SHORT TASK: Report how many lines contain "Indian", with no other words.

INPUT:

begin

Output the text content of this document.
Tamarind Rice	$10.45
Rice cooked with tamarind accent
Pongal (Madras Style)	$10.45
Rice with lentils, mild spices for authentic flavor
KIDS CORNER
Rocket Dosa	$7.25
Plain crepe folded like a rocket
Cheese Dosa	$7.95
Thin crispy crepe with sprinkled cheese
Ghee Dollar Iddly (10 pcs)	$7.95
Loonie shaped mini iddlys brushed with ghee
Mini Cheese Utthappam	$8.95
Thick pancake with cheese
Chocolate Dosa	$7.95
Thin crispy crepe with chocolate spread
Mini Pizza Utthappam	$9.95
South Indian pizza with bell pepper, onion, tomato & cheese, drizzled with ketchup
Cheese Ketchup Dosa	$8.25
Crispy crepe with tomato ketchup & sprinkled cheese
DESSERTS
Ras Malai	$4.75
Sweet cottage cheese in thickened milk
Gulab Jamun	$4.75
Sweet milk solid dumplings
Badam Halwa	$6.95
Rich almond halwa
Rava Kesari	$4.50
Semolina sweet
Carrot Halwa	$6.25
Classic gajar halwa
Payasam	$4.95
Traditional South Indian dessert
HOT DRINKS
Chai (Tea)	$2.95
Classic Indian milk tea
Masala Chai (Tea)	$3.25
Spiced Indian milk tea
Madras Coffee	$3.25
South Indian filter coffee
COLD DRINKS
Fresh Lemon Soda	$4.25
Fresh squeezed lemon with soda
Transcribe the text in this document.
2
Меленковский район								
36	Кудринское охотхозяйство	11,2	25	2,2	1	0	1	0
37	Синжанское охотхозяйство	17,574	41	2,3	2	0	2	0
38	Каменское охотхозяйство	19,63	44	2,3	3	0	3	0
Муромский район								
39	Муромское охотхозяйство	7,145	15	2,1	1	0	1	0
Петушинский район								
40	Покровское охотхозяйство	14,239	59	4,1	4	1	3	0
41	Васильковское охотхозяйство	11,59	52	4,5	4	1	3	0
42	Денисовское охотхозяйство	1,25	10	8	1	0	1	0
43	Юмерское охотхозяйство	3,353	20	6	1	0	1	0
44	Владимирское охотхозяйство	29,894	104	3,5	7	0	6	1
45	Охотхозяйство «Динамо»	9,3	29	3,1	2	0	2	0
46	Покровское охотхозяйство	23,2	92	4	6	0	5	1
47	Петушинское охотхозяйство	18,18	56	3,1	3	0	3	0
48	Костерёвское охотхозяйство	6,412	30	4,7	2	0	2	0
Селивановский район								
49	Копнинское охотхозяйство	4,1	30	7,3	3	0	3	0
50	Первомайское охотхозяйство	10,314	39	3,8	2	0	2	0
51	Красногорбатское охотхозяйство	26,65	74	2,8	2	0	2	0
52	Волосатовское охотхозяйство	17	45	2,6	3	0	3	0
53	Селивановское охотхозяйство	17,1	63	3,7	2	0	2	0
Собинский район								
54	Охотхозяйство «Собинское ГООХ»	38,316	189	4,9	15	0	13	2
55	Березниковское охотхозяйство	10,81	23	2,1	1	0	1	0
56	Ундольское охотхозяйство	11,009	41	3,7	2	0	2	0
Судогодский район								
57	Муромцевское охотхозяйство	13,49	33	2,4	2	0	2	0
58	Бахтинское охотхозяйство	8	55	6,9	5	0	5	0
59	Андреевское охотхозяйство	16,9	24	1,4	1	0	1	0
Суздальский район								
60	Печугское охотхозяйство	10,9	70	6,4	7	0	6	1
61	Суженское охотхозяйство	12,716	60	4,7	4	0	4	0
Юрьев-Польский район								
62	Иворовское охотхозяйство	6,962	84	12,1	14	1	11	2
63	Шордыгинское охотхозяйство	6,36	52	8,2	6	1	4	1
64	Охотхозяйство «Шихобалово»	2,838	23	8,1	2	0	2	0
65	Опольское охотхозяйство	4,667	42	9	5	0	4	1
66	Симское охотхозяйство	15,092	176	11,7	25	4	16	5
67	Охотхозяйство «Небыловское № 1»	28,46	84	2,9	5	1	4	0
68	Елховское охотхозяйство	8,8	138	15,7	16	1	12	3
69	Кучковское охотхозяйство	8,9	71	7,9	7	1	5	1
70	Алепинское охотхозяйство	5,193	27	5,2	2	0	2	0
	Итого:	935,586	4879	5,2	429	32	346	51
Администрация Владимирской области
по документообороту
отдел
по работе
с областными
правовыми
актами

end

RESPONSE: 5